# Exercise brief
Copy out the data below verbatim.

## begin Records

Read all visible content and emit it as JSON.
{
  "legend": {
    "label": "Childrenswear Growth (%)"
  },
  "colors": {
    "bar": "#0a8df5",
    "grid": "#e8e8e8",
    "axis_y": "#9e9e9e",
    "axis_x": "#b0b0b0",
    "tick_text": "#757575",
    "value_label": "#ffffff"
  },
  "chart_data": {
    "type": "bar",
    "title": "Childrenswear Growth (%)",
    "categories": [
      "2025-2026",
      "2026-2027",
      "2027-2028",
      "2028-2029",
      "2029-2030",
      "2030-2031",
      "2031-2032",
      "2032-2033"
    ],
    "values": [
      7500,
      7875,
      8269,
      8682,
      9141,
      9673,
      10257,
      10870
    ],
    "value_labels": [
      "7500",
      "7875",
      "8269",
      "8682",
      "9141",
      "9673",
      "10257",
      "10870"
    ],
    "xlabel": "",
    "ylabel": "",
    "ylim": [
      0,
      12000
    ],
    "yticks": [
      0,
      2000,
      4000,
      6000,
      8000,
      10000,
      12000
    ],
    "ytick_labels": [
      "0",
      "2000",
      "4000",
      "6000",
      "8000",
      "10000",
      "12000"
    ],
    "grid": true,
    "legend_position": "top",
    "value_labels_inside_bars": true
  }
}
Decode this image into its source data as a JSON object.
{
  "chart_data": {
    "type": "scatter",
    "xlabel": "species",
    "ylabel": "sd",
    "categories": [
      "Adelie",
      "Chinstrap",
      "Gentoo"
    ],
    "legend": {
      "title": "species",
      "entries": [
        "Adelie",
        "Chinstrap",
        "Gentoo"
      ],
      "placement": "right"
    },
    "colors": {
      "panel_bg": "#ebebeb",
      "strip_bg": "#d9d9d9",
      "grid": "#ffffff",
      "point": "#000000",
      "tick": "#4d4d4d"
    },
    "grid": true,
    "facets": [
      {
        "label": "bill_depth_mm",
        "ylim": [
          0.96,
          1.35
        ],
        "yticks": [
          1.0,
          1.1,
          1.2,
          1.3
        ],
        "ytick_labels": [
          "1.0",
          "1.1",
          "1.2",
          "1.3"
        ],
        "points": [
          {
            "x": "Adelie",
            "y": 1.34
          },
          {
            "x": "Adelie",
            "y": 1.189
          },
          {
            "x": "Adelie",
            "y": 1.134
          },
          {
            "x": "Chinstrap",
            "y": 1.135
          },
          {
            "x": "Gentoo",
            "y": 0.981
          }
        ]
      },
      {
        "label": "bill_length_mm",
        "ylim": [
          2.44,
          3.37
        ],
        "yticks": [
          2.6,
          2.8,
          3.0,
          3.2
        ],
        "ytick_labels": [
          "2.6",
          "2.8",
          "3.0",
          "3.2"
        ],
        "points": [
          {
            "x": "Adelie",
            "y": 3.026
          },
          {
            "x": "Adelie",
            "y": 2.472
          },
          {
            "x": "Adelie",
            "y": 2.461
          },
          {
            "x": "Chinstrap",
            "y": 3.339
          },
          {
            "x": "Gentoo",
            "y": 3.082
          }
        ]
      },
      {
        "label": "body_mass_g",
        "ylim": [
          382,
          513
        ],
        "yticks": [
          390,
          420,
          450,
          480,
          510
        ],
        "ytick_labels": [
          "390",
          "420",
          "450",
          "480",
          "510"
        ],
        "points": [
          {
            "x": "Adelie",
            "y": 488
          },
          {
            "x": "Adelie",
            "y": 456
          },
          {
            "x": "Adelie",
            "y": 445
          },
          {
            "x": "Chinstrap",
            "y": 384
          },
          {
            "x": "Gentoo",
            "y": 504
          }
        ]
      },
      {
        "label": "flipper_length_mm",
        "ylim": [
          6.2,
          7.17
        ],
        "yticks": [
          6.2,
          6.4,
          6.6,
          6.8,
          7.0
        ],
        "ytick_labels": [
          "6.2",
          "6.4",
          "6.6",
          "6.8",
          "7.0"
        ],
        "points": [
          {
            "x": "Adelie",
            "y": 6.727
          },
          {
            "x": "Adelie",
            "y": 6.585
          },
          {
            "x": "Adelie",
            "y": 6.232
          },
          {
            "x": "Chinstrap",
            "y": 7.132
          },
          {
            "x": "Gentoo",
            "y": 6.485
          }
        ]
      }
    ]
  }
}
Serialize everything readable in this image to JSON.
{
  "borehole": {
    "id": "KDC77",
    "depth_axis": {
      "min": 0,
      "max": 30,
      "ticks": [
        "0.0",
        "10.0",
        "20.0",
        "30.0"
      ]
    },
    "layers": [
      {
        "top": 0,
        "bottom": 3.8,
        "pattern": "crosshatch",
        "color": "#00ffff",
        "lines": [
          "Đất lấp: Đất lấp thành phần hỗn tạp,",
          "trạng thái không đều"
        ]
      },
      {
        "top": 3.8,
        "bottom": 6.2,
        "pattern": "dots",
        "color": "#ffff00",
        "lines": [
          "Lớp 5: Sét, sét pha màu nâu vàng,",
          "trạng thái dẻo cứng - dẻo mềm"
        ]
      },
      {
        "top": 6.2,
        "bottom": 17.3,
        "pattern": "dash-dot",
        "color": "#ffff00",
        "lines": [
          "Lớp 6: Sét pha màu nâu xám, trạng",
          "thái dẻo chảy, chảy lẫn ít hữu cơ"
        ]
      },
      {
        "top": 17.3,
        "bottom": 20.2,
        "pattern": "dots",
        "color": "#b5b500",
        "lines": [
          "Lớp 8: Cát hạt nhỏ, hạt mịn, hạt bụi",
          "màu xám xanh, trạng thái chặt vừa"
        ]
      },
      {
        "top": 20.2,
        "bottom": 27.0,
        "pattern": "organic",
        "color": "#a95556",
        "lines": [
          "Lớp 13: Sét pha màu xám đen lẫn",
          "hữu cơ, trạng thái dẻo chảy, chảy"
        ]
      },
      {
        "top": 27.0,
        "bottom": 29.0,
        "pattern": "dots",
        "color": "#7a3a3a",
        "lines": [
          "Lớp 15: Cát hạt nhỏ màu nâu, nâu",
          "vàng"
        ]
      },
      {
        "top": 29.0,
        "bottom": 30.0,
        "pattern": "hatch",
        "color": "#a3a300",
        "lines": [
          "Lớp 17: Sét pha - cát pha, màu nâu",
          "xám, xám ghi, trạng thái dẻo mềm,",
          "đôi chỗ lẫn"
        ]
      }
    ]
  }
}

## end Records

# Exercise output
Read all visible content and emit it as JSON.
{
  "legend": {
    "label": "Childrenswear Growth (%)"
  },
  "colors": {
    "bar": "#0a8df5",
    "grid": "#e8e8e8",
    "axis_y": "#9e9e9e",
    "axis_x": "#b0b0b0",
    "tick_text": "#757575",
    "value_label": "#ffffff"
  },
  "chart_data": {
    "type": "bar",
    "title": "Childrenswear Growth (%)",
    "categories": [
      "2025-2026",
      "2026-2027",
      "2027-2028",
      "2028-2029",
      "2029-2030",
      "2030-2031",
      "2031-2032",
      "2032-2033"
    ],
    "values": [
      7500,
      7875,
      8269,
      8682,
      9141,
      9673,
      10257,
      10870
    ],
    "value_labels": [
      "7500",
      "7875",
      "8269",
      "8682",
      "9141",
      "9673",
      "10257",
      "10870"
    ],
    "xlabel": "",
    "ylabel": "",
    "ylim": [
      0,
      12000
    ],
    "yticks": [
      0,
      2000,
      4000,
      6000,
      8000,
      10000,
      12000
    ],
    "ytick_labels": [
      "0",
      "2000",
      "4000",
      "6000",
      "8000",
      "10000",
      "12000"
    ],
    "grid": true,
    "legend_position": "top",
    "value_labels_inside_bars": true
  }
}
Decode this image into its source data as a JSON object.
{
  "chart_data": {
    "type": "scatter",
    "xlabel": "species",
    "ylabel": "sd",
    "categories": [
      "Adelie",
      "Chinstrap",
      "Gentoo"
    ],
    "legend": {
      "title": "species",
      "entries": [
        "Adelie",
        "Chinstrap",
        "Gentoo"
      ],
      "placement": "right"
    },
    "colors": {
      "panel_bg": "#ebebeb",
      "strip_bg": "#d9d9d9",
      "grid": "#ffffff",
      "point": "#000000",
      "tick": "#4d4d4d"
    },
    "grid": true,
    "facets": [
      {
        "label": "bill_depth_mm",
        "ylim": [
          0.96,
          1.35
        ],
        "yticks": [
          1.0,
          1.1,
          1.2,
          1.3
        ],
        "ytick_labels": [
          "1.0",
          "1.1",
          "1.2",
          "1.3"
        ],
        "points": [
          {
            "x": "Adelie",
            "y": 1.34
          },
          {
            "x": "Adelie",
            "y": 1.189
          },
          {
            "x": "Adelie",
            "y": 1.134
          },
          {
            "x": "Chinstrap",
            "y": 1.135
          },
          {
            "x": "Gentoo",
            "y": 0.981
          }
        ]
      },
      {
        "label": "bill_length_mm",
        "ylim": [
          2.44,
          3.37
        ],
        "yticks": [
          2.6,
          2.8,
          3.0,
          3.2
        ],
        "ytick_labels": [
          "2.6",
          "2.8",
          "3.0",
          "3.2"
        ],
        "points": [
          {
            "x": "Adelie",
            "y": 3.026
          },
          {
            "x": "Adelie",
            "y": 2.472
          },
          {
            "x": "Adelie",
            "y": 2.461
          },
          {
            "x": "Chinstrap",
            "y": 3.339
          },
          {
            "x": "Gentoo",
            "y": 3.082
          }
        ]
      },
      {
        "label": "body_mass_g",
        "ylim": [
          382,
          513
        ],
        "yticks": [
          390,
          420,
          450,
          480,
          510
        ],
        "ytick_labels": [
          "390",
          "420",
          "450",
          "480",
          "510"
        ],
        "points": [
          {
            "x": "Adelie",
            "y": 488
          },
          {
            "x": "Adelie",
            "y": 456
          },
          {
            "x": "Adelie",
            "y": 445
          },
          {
            "x": "Chinstrap",
            "y": 384
          },
          {
            "x": "Gentoo",
            "y": 504
          }
        ]
      },
      {
        "label": "flipper_length_mm",
        "ylim": [
          6.2,
          7.17
        ],
        "yticks": [
          6.2,
          6.4,
          6.6,
          6.8,
          7.0
        ],
        "ytick_labels": [
          "6.2",
          "6.4",
          "6.6",
          "6.8",
          "7.0"
        ],
        "points": [
          {
            "x": "Adelie",
            "y": 6.727
          },
          {
            "x": "Adelie",
            "y": 6.585
          },
          {
            "x": "Adelie",
            "y": 6.232
          },
          {
            "x": "Chinstrap",
            "y": 7.132
          },
          {
            "x": "Gentoo",
            "y": 6.485
          }
        ]
      }
    ]
  }
}
Serialize everything readable in this image to JSON.
{
  "borehole": {
    "id": "KDC77",
    "depth_axis": {
      "min": 0,
      "max": 30,
      "ticks": [
        "0.0",
        "10.0",
        "20.0",
        "30.0"
      ]
    },
    "layers": [
      {
        "top": 0,
        "bottom": 3.8,
        "pattern": "crosshatch",
        "color": "#00ffff",
        "lines": [
          "Đất lấp: Đất lấp thành phần hỗn tạp,",
          "trạng thái không đều"
        ]
      },
      {
        "top": 3.8,
        "bottom": 6.2,
        "pattern": "dots",
        "color": "#ffff00",
        "lines": [
          "Lớp 5: Sét, sét pha màu nâu vàng,",
          "trạng thái dẻo cứng - dẻo mềm"
        ]
      },
      {
        "top": 6.2,
        "bottom": 17.3,
        "pattern": "dash-dot",
        "color": "#ffff00",
        "lines": [
          "Lớp 6: Sét pha màu nâu xám, trạng",
          "thái dẻo chảy, chảy lẫn ít hữu cơ"
        ]
      },
      {
        "top": 17.3,
        "bottom": 20.2,
        "pattern": "dots",
        "color": "#b5b500",
        "lines": [
          "Lớp 8: Cát hạt nhỏ, hạt mịn, hạt bụi",
          "màu xám xanh, trạng thái chặt vừa"
        ]
      },
      {
        "top": 20.2,
        "bottom": 27.0,
        "pattern": "organic",
        "color": "#a95556",
        "lines": [
          "Lớp 13: Sét pha màu xám đen lẫn",
          "hữu cơ, trạng thái dẻo chảy, chảy"
        ]
      },
      {
        "top": 27.0,
        "bottom": 29.0,
        "pattern": "dots",
        "color": "#7a3a3a",
        "lines": [
          "Lớp 15: Cát hạt nhỏ màu nâu, nâu",
          "vàng"
        ]
      },
      {
        "top": 29.0,
        "bottom": 30.0,
        "pattern": "hatch",
        "color": "#a3a300",
        "lines": [
          "Lớp 17: Sét pha - cát pha, màu nâu",
          "xám, xám ghi, trạng thái dẻo mềm,",
          "đôi chỗ lẫn"
        ]
      }
    ]
  }
}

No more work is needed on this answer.